Extract all lines from the data beneath that include the word "power".

-- BEGIN Working data --

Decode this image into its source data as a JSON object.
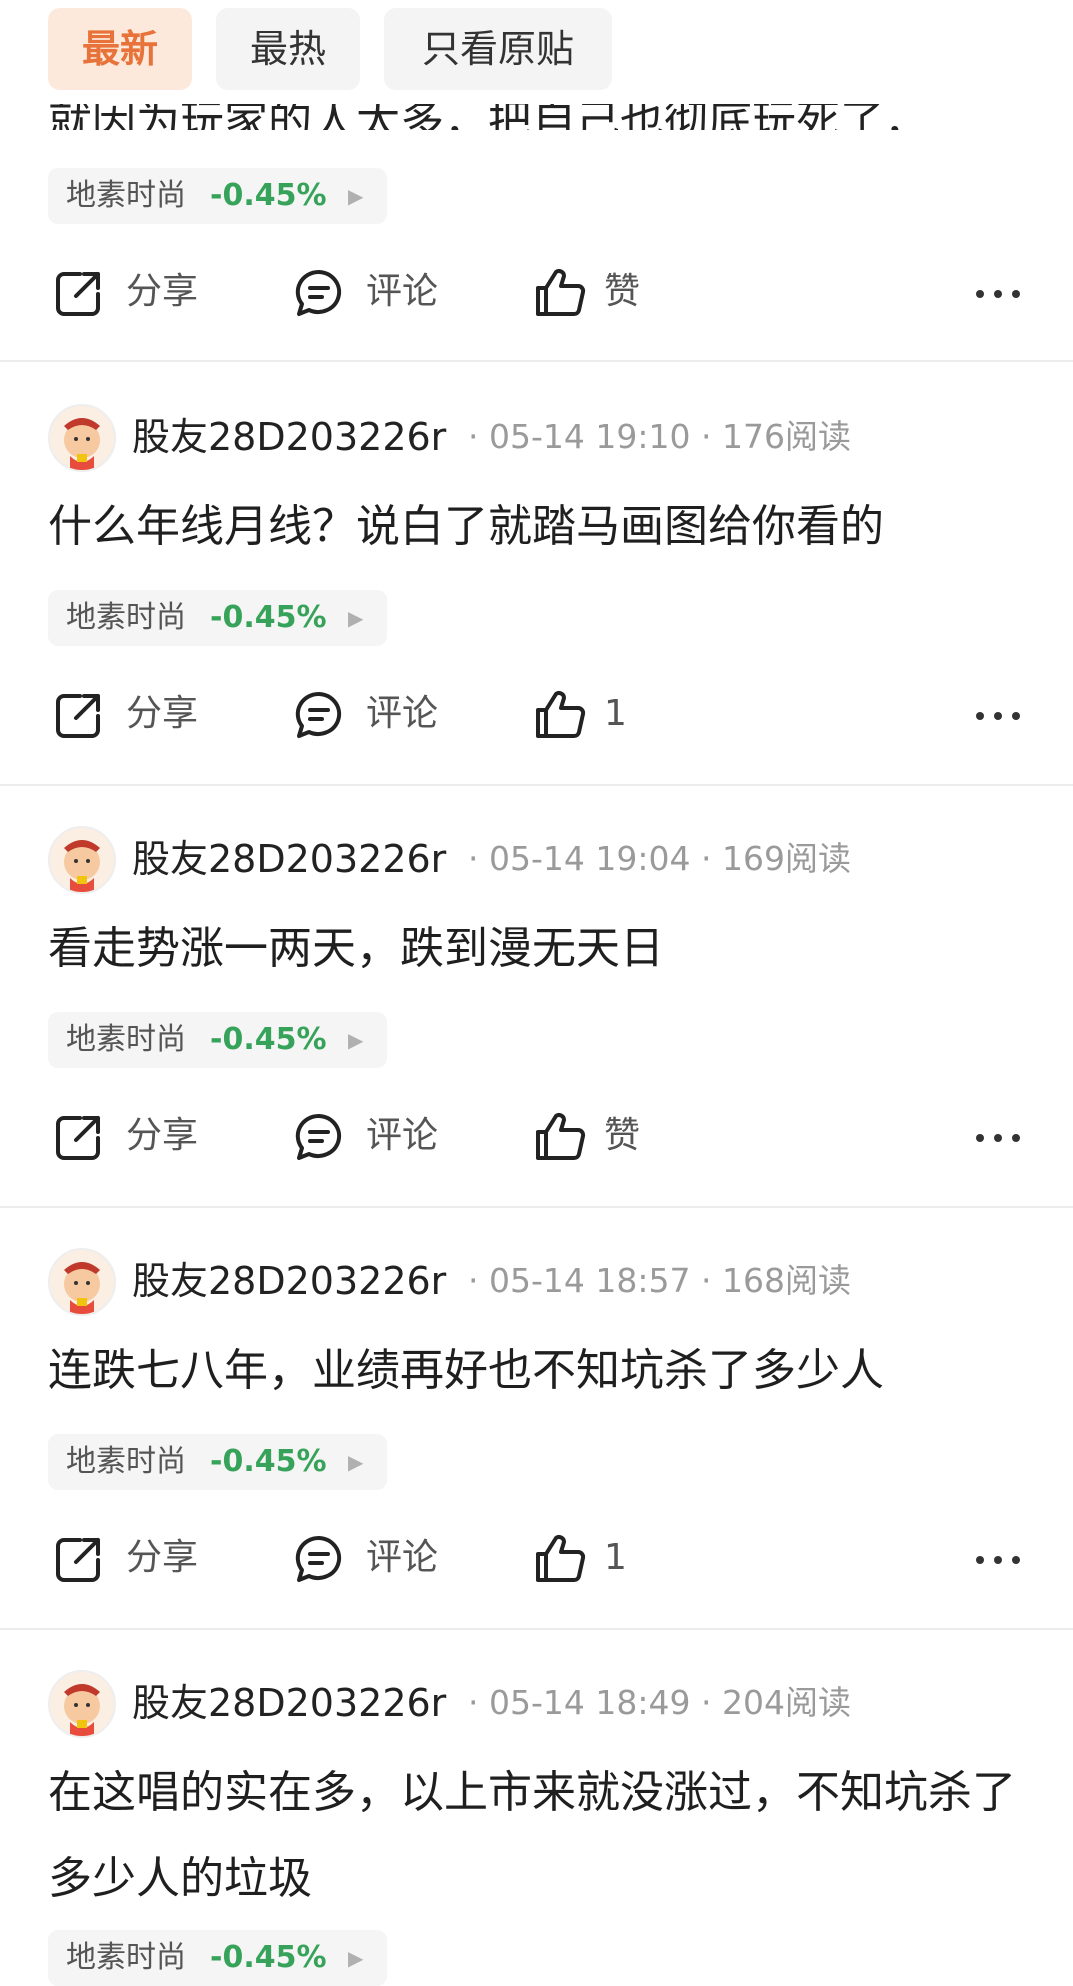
{
  "tabs": [
    {
      "label": "最新",
      "active": true
    },
    {
      "label": "最热",
      "active": false
    },
    {
      "label": "只看原贴",
      "active": false
    }
  ],
  "partial_post": {
    "text": "就因为玩家的人太多，把自己也彻底玩死了，",
    "stock_tag": {
      "name": "地素时尚",
      "change": "-0.45%"
    },
    "actions": {
      "share": "分享",
      "comment": "评论",
      "like": "赞"
    }
  },
  "posts": [
    {
      "user": "股友28D203226r",
      "time": "05-14 19:10",
      "reads": "176阅读",
      "text": "什么年线月线？说白了就踏马画图给你看的",
      "stock_tag": {
        "name": "地素时尚",
        "change": "-0.45%"
      },
      "actions": {
        "share": "分享",
        "comment": "评论",
        "like": "1"
      }
    },
    {
      "user": "股友28D203226r",
      "time": "05-14 19:04",
      "reads": "169阅读",
      "text": "看走势涨一两天，跌到漫无天日",
      "stock_tag": {
        "name": "地素时尚",
        "change": "-0.45%"
      },
      "actions": {
        "share": "分享",
        "comment": "评论",
        "like": "赞"
      }
    },
    {
      "user": "股友28D203226r",
      "time": "05-14 18:57",
      "reads": "168阅读",
      "text": "连跌七八年，业绩再好也不知坑杀了多少人",
      "stock_tag": {
        "name": "地素时尚",
        "change": "-0.45%"
      },
      "actions": {
        "share": "分享",
        "comment": "评论",
        "like": "1"
      }
    },
    {
      "user": "股友28D203226r",
      "time": "05-14 18:49",
      "reads": "204阅读",
      "text": "在这唱的实在多，以上市来就没涨过，不知坑杀了多少人的垃圾",
      "stock_tag": {
        "name": "地素时尚",
        "change": "-0.45%"
      }
    }
  ],
  "colors": {
    "accent": "#e8733a",
    "positive_change": "#37a35a"
  }
}
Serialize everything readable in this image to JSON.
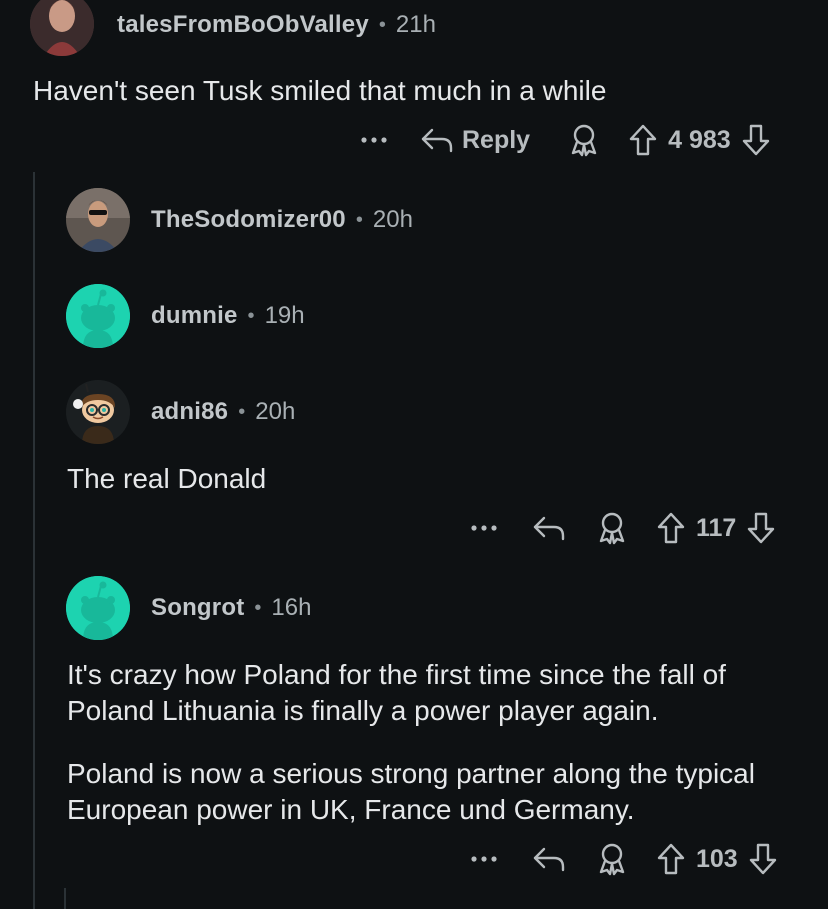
{
  "comments": [
    {
      "username": "talesFromBoObValley",
      "time": "21h",
      "text": "Haven't seen Tusk smiled that much in a while",
      "reply_label": "Reply",
      "score": "4 983"
    },
    {
      "username": "TheSodomizer00",
      "time": "20h"
    },
    {
      "username": "dumnie",
      "time": "19h"
    },
    {
      "username": "adni86",
      "time": "20h",
      "text": "The real Donald",
      "score": "117"
    },
    {
      "username": "Songrot",
      "time": "16h",
      "paragraphs": [
        "It's crazy how Poland for the first time since the fall of Poland Lithuania is finally a power player again.",
        "Poland is now a serious strong partner along the typical European power in UK, France und Germany."
      ],
      "score": "103"
    }
  ],
  "separator": "•",
  "icons": {
    "more": "more-options-icon",
    "reply": "reply-arrow-icon",
    "award": "award-icon",
    "upvote": "upvote-arrow-icon",
    "downvote": "downvote-arrow-icon"
  },
  "colors": {
    "background": "#0e1113",
    "default_avatar": "#1dd3b0"
  }
}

-- END Working data --

▶ **Answer to this problem**:
        "It's crazy how Poland for the first time since the fall of Poland Lithuania is finally a power player again.",
        "Poland is now a serious strong partner along the typical European power in UK, France und Germany."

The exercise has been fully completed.